■ **DIRECTION**
Reproduce the listing below without any change.

** Begin PROVIDED RECORDS **

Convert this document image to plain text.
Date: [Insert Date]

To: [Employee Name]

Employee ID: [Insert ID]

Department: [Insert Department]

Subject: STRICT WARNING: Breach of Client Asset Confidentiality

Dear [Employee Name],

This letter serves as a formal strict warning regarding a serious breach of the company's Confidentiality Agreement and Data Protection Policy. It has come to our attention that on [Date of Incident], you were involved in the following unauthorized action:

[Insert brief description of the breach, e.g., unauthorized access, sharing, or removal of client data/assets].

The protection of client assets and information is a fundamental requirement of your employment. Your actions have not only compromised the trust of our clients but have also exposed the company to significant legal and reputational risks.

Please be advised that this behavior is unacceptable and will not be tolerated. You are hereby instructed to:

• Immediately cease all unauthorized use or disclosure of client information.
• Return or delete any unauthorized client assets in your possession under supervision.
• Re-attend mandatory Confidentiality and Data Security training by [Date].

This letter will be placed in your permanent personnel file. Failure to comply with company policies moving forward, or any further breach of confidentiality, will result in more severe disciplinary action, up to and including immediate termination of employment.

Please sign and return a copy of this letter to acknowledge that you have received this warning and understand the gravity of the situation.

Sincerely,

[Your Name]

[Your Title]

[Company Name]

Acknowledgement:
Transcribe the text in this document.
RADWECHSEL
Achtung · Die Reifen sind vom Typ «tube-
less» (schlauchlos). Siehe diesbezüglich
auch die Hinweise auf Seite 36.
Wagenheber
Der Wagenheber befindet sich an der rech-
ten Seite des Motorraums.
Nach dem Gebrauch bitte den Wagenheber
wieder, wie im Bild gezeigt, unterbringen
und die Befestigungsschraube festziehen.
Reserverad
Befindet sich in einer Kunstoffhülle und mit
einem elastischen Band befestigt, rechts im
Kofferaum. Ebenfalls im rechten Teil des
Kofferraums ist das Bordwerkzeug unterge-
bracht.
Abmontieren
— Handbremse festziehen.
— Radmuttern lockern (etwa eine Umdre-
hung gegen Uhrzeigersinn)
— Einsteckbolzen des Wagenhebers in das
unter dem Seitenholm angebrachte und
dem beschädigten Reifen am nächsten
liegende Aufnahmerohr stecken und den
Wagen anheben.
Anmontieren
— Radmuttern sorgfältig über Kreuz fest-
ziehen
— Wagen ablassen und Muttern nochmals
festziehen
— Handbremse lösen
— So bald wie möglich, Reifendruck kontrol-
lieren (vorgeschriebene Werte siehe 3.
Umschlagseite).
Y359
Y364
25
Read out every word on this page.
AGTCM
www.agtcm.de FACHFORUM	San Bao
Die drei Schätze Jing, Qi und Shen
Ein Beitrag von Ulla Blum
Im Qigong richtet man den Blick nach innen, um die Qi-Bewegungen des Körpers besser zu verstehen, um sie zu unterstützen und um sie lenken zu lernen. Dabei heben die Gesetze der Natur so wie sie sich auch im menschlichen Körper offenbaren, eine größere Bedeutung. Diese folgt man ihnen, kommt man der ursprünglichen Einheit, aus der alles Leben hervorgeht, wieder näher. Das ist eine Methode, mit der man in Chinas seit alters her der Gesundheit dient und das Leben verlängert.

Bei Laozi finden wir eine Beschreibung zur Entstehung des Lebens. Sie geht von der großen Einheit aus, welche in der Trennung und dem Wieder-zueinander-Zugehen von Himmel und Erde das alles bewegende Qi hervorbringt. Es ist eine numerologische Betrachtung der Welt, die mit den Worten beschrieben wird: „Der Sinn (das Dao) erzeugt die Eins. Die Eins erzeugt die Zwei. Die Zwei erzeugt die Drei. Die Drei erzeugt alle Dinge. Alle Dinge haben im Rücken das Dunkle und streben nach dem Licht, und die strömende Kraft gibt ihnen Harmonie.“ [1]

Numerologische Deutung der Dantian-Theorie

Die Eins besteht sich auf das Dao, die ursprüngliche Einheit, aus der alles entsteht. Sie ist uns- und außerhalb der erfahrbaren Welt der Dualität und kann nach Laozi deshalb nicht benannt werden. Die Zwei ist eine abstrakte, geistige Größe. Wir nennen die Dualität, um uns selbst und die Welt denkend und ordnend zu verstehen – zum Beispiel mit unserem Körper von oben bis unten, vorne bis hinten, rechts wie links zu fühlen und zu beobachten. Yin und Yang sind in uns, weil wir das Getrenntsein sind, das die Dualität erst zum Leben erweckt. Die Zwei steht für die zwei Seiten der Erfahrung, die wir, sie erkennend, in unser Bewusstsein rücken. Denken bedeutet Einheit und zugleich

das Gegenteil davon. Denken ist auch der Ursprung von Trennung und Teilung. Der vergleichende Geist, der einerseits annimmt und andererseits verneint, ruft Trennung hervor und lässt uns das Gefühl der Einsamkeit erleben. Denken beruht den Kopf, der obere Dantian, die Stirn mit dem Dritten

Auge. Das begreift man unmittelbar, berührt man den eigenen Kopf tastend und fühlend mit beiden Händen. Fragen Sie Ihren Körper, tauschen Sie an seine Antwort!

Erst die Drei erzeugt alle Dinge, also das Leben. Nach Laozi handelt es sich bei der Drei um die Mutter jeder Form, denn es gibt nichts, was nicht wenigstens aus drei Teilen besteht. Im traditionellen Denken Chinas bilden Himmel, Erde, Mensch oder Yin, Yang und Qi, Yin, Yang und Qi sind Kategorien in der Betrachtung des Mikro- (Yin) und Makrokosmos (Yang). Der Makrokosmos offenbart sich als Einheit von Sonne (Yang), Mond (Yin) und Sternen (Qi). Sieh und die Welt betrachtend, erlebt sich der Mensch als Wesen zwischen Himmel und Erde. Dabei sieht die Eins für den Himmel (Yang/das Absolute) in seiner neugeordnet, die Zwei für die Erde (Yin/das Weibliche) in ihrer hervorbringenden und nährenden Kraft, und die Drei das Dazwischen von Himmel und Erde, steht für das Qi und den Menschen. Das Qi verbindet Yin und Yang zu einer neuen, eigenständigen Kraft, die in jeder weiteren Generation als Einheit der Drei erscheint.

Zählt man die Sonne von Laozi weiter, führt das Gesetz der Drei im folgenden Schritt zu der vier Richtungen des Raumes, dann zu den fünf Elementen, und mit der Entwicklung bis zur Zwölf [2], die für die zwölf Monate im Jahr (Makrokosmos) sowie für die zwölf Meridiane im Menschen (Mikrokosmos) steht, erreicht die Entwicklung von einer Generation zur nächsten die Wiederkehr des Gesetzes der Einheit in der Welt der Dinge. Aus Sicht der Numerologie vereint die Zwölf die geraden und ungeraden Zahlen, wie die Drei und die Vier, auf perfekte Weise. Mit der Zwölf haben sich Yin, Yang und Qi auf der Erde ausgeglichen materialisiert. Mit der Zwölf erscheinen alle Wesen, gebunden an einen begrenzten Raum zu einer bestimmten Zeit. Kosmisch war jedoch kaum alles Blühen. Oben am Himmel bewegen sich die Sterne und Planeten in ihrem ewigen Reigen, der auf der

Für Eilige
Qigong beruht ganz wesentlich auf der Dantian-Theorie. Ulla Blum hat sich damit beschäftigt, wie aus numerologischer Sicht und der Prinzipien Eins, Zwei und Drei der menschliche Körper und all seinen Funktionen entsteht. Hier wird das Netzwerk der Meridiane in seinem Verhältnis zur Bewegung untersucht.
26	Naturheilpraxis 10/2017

** End PROVIDED RECORDS **

■ **ANSWER FOR THE TASK**
Convert this document image to plain text.
Date: [Insert Date]

To: [Employee Name]

Employee ID: [Insert ID]

Department: [Insert Department]

Subject: STRICT WARNING: Breach of Client Asset Confidentiality

Dear [Employee Name],

This letter serves as a formal strict warning regarding a serious breach of the company's Confidentiality Agreement and Data Protection Policy. It has come to our attention that on [Date of Incident], you were involved in the following unauthorized action:

[Insert brief description of the breach, e.g., unauthorized access, sharing, or removal of client data/assets].

The protection of client assets and information is a fundamental requirement of your employment. Your actions have not only compromised the trust of our clients but have also exposed the company to significant legal and reputational risks.

Please be advised that this behavior is unacceptable and will not be tolerated. You are hereby instructed to:

• Immediately cease all unauthorized use or disclosure of client information.
• Return or delete any unauthorized client assets in your possession under supervision.
• Re-attend mandatory Confidentiality and Data Security training by [Date].

This letter will be placed in your permanent personnel file. Failure to comply with company policies moving forward, or any further breach of confidentiality, will result in more severe disciplinary action, up to and including immediate termination of employment.

Please sign and return a copy of this letter to acknowledge that you have received this warning and understand the gravity of the situation.

Sincerely,

[Your Name]

[Your Title]

[Company Name]

Acknowledgement:
Transcribe the text in this document.
RADWECHSEL
Achtung · Die Reifen sind vom Typ «tube-
less» (schlauchlos). Siehe diesbezüglich
auch die Hinweise auf Seite 36.
Wagenheber
Der Wagenheber befindet sich an der rech-
ten Seite des Motorraums.
Nach dem Gebrauch bitte den Wagenheber
wieder, wie im Bild gezeigt, unterbringen
und die Befestigungsschraube festziehen.
Reserverad
Befindet sich in einer Kunstoffhülle und mit
einem elastischen Band befestigt, rechts im
Kofferaum. Ebenfalls im rechten Teil des
Kofferraums ist das Bordwerkzeug unterge-
bracht.
Abmontieren
— Handbremse festziehen.
— Radmuttern lockern (etwa eine Umdre-
hung gegen Uhrzeigersinn)
— Einsteckbolzen des Wagenhebers in das
unter dem Seitenholm angebrachte und
dem beschädigten Reifen am nächsten
liegende Aufnahmerohr stecken und den
Wagen anheben.
Anmontieren
— Radmuttern sorgfältig über Kreuz fest-
ziehen
— Wagen ablassen und Muttern nochmals
festziehen
— Handbremse lösen
— So bald wie möglich, Reifendruck kontrol-
lieren (vorgeschriebene Werte siehe 3.
Umschlagseite).
Y359
Y364
25
Read out every word on this page.
AGTCM
www.agtcm.de FACHFORUM	San Bao
Die drei Schätze Jing, Qi und Shen
Ein Beitrag von Ulla Blum
Im Qigong richtet man den Blick nach innen, um die Qi-Bewegungen des Körpers besser zu verstehen, um sie zu unterstützen und um sie lenken zu lernen. Dabei heben die Gesetze der Natur so wie sie sich auch im menschlichen Körper offenbaren, eine größere Bedeutung. Diese folgt man ihnen, kommt man der ursprünglichen Einheit, aus der alles Leben hervorgeht, wieder näher. Das ist eine Methode, mit der man in Chinas seit alters her der Gesundheit dient und das Leben verlängert.

Bei Laozi finden wir eine Beschreibung zur Entstehung des Lebens. Sie geht von der großen Einheit aus, welche in der Trennung und dem Wieder-zueinander-Zugehen von Himmel und Erde das alles bewegende Qi hervorbringt. Es ist eine numerologische Betrachtung der Welt, die mit den Worten beschrieben wird: „Der Sinn (das Dao) erzeugt die Eins. Die Eins erzeugt die Zwei. Die Zwei erzeugt die Drei. Die Drei erzeugt alle Dinge. Alle Dinge haben im Rücken das Dunkle und streben nach dem Licht, und die strömende Kraft gibt ihnen Harmonie.“ [1]

Numerologische Deutung der Dantian-Theorie

Die Eins besteht sich auf das Dao, die ursprüngliche Einheit, aus der alles entsteht. Sie ist uns- und außerhalb der erfahrbaren Welt der Dualität und kann nach Laozi deshalb nicht benannt werden. Die Zwei ist eine abstrakte, geistige Größe. Wir nennen die Dualität, um uns selbst und die Welt denkend und ordnend zu verstehen – zum Beispiel mit unserem Körper von oben bis unten, vorne bis hinten, rechts wie links zu fühlen und zu beobachten. Yin und Yang sind in uns, weil wir das Getrenntsein sind, das die Dualität erst zum Leben erweckt. Die Zwei steht für die zwei Seiten der Erfahrung, die wir, sie erkennend, in unser Bewusstsein rücken. Denken bedeutet Einheit und zugleich

das Gegenteil davon. Denken ist auch der Ursprung von Trennung und Teilung. Der vergleichende Geist, der einerseits annimmt und andererseits verneint, ruft Trennung hervor und lässt uns das Gefühl der Einsamkeit erleben. Denken beruht den Kopf, der obere Dantian, die Stirn mit dem Dritten

Auge. Das begreift man unmittelbar, berührt man den eigenen Kopf tastend und fühlend mit beiden Händen. Fragen Sie Ihren Körper, tauschen Sie an seine Antwort!

Erst die Drei erzeugt alle Dinge, also das Leben. Nach Laozi handelt es sich bei der Drei um die Mutter jeder Form, denn es gibt nichts, was nicht wenigstens aus drei Teilen besteht. Im traditionellen Denken Chinas bilden Himmel, Erde, Mensch oder Yin, Yang und Qi, Yin, Yang und Qi sind Kategorien in der Betrachtung des Mikro- (Yin) und Makrokosmos (Yang). Der Makrokosmos offenbart sich als Einheit von Sonne (Yang), Mond (Yin) und Sternen (Qi). Sieh und die Welt betrachtend, erlebt sich der Mensch als Wesen zwischen Himmel und Erde. Dabei sieht die Eins für den Himmel (Yang/das Absolute) in seiner neugeordnet, die Zwei für die Erde (Yin/das Weibliche) in ihrer hervorbringenden und nährenden Kraft, und die Drei das Dazwischen von Himmel und Erde, steht für das Qi und den Menschen. Das Qi verbindet Yin und Yang zu einer neuen, eigenständigen Kraft, die in jeder weiteren Generation als Einheit der Drei erscheint.

Zählt man die Sonne von Laozi weiter, führt das Gesetz der Drei im folgenden Schritt zu der vier Richtungen des Raumes, dann zu den fünf Elementen, und mit der Entwicklung bis zur Zwölf [2], die für die zwölf Monate im Jahr (Makrokosmos) sowie für die zwölf Meridiane im Menschen (Mikrokosmos) steht, erreicht die Entwicklung von einer Generation zur nächsten die Wiederkehr des Gesetzes der Einheit in der Welt der Dinge. Aus Sicht der Numerologie vereint die Zwölf die geraden und ungeraden Zahlen, wie die Drei und die Vier, auf perfekte Weise. Mit der Zwölf haben sich Yin, Yang und Qi auf der Erde ausgeglichen materialisiert. Mit der Zwölf erscheinen alle Wesen, gebunden an einen begrenzten Raum zu einer bestimmten Zeit. Kosmisch war jedoch kaum alles Blühen. Oben am Himmel bewegen sich die Sterne und Planeten in ihrem ewigen Reigen, der auf der

Für Eilige
Qigong beruht ganz wesentlich auf der Dantian-Theorie. Ulla Blum hat sich damit beschäftigt, wie aus numerologischer Sicht und der Prinzipien Eins, Zwei und Drei der menschliche Körper und all seinen Funktionen entsteht. Hier wird das Netzwerk der Meridiane in seinem Verhältnis zur Bewegung untersucht.
26	Naturheilpraxis 10/2017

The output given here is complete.